*Passage*:
Top 3 USDT Perpetual Funding Rate Arbitrage Opportunities

Net Annualized APR

Perp (USDT pair)

Long on

Short On

25.20%

SOL

dYdX

OKX

14.28%

ETH

Binance

dYdX

14.24%

BNB

Binance

OKX

Source: @CexyArbBot Telegram Bot

Notes:

1) Pairs observed include BTC, ETH, SOL, BNB, XRP, LTC, and DOGE vs. USDT perps. 

2) CEXs observed include Binance, Bybit, OKX & dYdX.

3) Lookback period is 24 hours.


Over the weekend, both BTC and ETH saw an increase in ATM IV after days of continuous IV drops following the confirmation of ETH approval and as their prices continued to decline. The 7-day IV reacted more significantly, rising from 53.64 on Friday to 59.60, while the 30-day IV rose more modestly from 53.72 to 54.28. This suggests that traders are anticipating further short-term volatilities in the week ahead while holding slightly longer one-month expectations in line with previous forecasts.

In the meantime, the term structure for both BTC and ETH has reverted to a slight backwardation state after briefly returning to contango. Notably, contracts dated 18 days and below experienced a significant increase in ATM IVs, particularly for contracts expiring in 4 days. In the last 24 hours, the IV for these contracts surged from 51.44 to 60.48, indicating traders' expectations for increased volatilities in the week ahead.

Surprisingly, despite the rapid price drops and the rise in IVs, the 25-delta call-put skews for BTC and ETH have largely remained in the neutral zones. Specifically, the BTC 30-day skew has only dropped slightly from -0.43% to -0.54% over the weekend. The 7-day skew, on the other hand, has seen a slightly more pronounced decline, moving from -0.14% to -1.85%. This trend suggests that while traders anticipate high volatilities in the week ahead, they are uncertain about the direction the market might take.

During the Asia/Europe Trading Session on Friday, @Paradigm recorded mixed flows as BTC dropped while ETH surged. For BTC, notable transactions included the selling of 500x 26-Jan-24 40/50K Call Spreads and 450x 26-Jan-24 49K Calls. Meanwhile, leading ETH strategies involved the selling of 6000x 26-Jan-24 2.65K Calls, complemented by the purchase of 5000x 29-Mar-24 4K Calls.

*Data section*:
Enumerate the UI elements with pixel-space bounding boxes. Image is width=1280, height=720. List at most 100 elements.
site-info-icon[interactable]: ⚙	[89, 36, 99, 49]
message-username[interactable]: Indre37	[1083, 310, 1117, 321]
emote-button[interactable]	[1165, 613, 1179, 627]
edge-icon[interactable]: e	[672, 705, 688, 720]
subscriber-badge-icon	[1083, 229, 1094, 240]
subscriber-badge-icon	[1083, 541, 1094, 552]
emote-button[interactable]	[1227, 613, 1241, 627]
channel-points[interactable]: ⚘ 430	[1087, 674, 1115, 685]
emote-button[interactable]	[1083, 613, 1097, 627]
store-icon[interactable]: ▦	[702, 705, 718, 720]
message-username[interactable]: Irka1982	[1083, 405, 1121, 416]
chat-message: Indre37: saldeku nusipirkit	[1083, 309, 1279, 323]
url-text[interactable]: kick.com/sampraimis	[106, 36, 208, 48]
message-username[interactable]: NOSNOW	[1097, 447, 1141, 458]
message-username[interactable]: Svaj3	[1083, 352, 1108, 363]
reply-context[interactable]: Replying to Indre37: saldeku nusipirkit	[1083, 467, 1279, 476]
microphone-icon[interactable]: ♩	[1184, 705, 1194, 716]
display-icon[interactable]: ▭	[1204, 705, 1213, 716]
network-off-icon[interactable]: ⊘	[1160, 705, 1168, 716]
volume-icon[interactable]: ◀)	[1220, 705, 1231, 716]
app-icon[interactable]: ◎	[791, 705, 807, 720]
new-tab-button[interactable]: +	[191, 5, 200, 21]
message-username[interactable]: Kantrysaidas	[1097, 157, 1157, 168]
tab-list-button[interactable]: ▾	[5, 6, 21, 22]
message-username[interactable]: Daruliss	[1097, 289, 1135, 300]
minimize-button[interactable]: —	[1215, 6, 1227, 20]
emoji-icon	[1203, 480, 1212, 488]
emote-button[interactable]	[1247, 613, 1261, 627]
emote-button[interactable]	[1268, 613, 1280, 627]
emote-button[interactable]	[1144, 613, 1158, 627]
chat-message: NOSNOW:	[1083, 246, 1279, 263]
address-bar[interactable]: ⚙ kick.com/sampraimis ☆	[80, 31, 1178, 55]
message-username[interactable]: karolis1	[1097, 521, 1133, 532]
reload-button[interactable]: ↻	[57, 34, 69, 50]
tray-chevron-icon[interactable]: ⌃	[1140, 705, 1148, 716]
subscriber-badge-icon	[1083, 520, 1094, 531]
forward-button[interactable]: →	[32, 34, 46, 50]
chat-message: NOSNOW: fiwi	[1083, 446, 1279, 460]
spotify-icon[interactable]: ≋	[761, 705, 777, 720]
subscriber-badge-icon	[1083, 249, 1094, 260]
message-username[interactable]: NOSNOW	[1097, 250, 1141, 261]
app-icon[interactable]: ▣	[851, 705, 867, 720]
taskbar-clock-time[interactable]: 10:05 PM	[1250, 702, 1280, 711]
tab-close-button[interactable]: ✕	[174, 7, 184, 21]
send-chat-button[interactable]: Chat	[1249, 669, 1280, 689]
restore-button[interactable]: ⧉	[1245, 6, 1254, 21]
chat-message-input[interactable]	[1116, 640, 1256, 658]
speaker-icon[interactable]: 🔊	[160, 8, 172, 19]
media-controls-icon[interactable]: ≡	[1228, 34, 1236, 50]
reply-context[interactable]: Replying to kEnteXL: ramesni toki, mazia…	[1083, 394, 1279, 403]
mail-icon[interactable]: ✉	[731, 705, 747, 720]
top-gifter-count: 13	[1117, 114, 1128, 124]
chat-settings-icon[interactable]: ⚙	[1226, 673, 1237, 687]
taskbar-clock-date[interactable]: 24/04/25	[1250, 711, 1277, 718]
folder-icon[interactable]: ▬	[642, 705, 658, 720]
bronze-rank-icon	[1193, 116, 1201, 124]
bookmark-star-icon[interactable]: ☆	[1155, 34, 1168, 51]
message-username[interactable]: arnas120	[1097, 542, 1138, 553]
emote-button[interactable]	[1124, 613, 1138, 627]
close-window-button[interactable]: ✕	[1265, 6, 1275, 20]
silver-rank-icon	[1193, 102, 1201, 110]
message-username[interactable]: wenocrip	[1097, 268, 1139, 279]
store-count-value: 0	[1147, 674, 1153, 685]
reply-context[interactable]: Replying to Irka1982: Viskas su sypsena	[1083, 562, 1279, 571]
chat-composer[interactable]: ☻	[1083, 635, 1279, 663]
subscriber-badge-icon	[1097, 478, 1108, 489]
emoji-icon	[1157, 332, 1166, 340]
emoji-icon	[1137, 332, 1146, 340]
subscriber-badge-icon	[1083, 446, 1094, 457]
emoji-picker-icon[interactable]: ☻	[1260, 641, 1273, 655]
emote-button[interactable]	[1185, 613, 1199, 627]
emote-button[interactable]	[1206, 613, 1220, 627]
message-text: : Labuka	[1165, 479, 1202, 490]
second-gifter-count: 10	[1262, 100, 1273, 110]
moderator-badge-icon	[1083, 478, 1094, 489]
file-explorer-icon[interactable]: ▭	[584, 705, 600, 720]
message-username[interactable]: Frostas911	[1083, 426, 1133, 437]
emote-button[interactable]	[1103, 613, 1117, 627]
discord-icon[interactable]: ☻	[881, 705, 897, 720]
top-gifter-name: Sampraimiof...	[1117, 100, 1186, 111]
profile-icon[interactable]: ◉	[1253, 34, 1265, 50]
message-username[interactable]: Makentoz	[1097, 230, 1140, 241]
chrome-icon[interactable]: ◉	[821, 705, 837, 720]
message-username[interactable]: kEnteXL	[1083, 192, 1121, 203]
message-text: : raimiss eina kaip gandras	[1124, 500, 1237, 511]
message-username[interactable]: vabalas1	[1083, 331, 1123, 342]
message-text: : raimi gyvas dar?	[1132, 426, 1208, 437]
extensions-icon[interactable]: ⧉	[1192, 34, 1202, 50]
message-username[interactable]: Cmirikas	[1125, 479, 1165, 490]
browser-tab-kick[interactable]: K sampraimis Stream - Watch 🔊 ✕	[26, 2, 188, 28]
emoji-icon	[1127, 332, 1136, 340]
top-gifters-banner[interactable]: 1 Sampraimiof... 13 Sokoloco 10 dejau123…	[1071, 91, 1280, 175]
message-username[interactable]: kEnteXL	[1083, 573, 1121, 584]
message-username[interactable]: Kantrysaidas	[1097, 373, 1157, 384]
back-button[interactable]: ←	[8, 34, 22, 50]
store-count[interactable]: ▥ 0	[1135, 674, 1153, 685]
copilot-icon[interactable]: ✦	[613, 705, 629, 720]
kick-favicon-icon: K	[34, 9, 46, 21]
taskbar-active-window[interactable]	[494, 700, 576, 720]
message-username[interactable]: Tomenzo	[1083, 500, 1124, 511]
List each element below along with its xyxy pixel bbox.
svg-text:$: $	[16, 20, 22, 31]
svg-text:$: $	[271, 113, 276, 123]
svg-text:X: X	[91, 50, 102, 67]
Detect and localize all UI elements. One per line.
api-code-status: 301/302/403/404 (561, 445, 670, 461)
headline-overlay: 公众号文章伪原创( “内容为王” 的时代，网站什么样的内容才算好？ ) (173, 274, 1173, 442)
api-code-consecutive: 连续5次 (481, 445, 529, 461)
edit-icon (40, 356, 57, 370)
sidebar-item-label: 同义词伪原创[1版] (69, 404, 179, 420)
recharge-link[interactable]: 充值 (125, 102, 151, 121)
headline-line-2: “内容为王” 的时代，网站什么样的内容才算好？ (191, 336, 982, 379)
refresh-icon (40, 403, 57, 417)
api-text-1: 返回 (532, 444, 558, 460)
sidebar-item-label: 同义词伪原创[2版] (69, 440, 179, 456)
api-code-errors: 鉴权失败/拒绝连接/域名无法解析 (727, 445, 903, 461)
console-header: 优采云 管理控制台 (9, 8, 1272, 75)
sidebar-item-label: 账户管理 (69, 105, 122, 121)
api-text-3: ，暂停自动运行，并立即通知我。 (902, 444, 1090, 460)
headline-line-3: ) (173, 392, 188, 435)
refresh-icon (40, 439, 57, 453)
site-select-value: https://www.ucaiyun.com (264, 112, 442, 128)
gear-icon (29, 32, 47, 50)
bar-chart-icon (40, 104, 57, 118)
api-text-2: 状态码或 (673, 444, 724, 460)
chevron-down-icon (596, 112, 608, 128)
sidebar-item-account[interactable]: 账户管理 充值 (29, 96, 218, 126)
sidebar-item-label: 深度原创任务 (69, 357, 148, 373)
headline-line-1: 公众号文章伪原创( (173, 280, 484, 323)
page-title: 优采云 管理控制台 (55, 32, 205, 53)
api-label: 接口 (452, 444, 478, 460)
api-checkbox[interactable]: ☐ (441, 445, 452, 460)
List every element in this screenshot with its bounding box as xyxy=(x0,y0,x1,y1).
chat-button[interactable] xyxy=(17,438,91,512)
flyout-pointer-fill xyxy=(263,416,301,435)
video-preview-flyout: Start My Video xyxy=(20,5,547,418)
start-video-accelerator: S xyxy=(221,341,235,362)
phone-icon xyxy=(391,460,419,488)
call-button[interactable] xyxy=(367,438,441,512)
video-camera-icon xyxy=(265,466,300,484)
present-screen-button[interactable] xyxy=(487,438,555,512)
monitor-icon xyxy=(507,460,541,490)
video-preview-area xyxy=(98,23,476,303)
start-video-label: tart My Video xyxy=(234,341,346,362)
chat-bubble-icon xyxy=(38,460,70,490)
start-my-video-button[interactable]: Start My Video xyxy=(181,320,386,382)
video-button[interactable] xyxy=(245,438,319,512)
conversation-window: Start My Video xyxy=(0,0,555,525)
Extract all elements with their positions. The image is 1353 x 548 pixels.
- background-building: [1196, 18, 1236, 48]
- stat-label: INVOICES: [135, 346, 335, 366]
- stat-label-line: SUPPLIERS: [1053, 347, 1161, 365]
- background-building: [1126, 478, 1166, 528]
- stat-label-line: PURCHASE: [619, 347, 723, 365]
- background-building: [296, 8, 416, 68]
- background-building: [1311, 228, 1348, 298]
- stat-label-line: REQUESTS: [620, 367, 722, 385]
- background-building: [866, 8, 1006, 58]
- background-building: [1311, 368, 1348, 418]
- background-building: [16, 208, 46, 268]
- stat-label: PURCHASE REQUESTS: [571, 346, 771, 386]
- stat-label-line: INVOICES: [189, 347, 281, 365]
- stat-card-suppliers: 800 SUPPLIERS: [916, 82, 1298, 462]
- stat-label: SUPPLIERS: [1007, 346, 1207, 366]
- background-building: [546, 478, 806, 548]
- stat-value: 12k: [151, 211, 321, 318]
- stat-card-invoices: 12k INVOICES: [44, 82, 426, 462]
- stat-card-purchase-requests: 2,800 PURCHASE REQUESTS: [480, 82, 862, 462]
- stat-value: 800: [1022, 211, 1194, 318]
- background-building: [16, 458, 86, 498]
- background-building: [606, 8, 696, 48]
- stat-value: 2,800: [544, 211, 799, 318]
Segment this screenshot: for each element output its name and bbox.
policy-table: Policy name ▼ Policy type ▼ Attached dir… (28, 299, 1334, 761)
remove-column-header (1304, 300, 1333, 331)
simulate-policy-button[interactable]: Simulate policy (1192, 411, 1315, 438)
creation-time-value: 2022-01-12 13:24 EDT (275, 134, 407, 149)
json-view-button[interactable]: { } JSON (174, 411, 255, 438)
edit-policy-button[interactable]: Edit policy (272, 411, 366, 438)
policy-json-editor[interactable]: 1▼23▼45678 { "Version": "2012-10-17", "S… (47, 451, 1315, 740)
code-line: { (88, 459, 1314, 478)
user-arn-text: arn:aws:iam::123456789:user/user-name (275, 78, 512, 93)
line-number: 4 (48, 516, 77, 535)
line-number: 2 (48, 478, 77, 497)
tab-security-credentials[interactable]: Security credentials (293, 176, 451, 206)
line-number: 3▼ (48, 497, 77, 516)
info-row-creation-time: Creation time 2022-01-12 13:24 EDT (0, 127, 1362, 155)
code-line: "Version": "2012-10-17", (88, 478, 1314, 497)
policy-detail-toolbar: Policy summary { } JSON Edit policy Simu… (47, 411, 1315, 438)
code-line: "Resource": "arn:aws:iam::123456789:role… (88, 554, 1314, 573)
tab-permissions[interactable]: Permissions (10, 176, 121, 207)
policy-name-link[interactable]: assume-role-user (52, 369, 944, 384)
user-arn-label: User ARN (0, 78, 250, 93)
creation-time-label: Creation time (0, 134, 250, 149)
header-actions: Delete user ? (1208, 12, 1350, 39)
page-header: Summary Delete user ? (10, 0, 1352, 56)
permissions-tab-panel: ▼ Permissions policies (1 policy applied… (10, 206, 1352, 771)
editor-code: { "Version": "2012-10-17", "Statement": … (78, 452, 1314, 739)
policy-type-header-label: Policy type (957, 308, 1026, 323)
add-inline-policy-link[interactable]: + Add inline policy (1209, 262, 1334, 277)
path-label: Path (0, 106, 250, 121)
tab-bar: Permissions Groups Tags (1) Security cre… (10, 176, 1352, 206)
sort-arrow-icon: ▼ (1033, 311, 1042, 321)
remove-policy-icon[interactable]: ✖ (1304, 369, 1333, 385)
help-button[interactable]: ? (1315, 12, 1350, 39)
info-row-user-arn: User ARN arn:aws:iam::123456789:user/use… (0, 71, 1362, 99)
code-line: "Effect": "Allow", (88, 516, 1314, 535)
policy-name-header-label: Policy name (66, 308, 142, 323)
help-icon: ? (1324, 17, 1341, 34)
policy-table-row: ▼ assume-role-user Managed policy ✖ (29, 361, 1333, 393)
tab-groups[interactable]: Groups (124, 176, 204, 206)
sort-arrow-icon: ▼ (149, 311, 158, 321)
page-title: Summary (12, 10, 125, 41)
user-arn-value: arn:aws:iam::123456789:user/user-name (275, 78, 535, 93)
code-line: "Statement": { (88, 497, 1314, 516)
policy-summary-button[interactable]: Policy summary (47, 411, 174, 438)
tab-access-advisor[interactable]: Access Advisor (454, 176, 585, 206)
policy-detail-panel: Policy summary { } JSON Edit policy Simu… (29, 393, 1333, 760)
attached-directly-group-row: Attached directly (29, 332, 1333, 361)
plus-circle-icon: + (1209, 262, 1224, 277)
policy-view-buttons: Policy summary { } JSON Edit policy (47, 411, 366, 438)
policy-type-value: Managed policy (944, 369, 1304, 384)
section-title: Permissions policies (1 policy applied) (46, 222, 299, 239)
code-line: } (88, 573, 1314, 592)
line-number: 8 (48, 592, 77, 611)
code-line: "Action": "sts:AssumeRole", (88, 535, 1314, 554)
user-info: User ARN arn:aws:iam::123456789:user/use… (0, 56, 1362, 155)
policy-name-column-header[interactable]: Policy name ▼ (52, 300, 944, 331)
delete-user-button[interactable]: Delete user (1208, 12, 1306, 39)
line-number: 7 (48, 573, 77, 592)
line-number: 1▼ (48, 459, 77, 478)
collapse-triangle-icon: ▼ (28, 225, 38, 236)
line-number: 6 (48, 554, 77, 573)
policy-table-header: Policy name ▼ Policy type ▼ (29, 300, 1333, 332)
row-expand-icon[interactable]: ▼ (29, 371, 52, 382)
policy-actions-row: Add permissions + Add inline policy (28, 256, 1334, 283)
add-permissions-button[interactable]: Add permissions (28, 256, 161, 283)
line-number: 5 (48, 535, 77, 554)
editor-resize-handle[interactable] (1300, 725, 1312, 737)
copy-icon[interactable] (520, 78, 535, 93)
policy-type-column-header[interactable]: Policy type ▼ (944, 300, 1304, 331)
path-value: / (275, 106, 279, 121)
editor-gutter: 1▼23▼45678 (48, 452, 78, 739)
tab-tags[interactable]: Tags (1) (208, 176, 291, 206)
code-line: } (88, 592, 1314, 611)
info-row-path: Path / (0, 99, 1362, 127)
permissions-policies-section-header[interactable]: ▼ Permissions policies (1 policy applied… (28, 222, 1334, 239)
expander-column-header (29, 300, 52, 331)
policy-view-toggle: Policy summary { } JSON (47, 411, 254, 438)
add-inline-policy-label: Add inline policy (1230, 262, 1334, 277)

*Task details*: Continue the crypto derivatives market update from the point where it stops.

*Written reply*:
Crypto Technical Analysis

Shifting to technical analysis, we observe that over the weekend, BTC at the 4-hour chart has decisively breached its support at the $45K mark and exited an ascending channel pattern it had previously been adhering to. Currently, the price is fluctuating around $42K, indicating a potential shift in market sentiment. The breakdown from the channel's lower boundary signifies a negative reversal in the price trajectory. BTC is currently sitting on the next support level established at around $40K. Conversely, should the price recover, the resistance to watch would be at the $45K level, where the previous breakdown occurred. The Relative Strength Index (RSI) is trending downwards, at 29.89, which typically suggests an oversold condition and suggests a potential reversal of the trend.

Meanwhile, ETH is currently trading around $2.48K. After a notable ascent, the market is experiencing a mild retracement. This pullback follows a rally that peaked near the $2.7K level, suggesting a normal consolidation phase after a strong upward movement. Should the current support around $2.48K falter, the next significant support is at $2.4K. In contrast, the immediate resistance is poised at approximately $2.8K, which aligns with the recent peak. Looking at the RSI, it is presently just below the midline around 40, indicating a slight bearish momentum but not yet signaling oversold conditions. The RSI's downward trend aligns with the recent price correction, hinting at potential caution among market participants.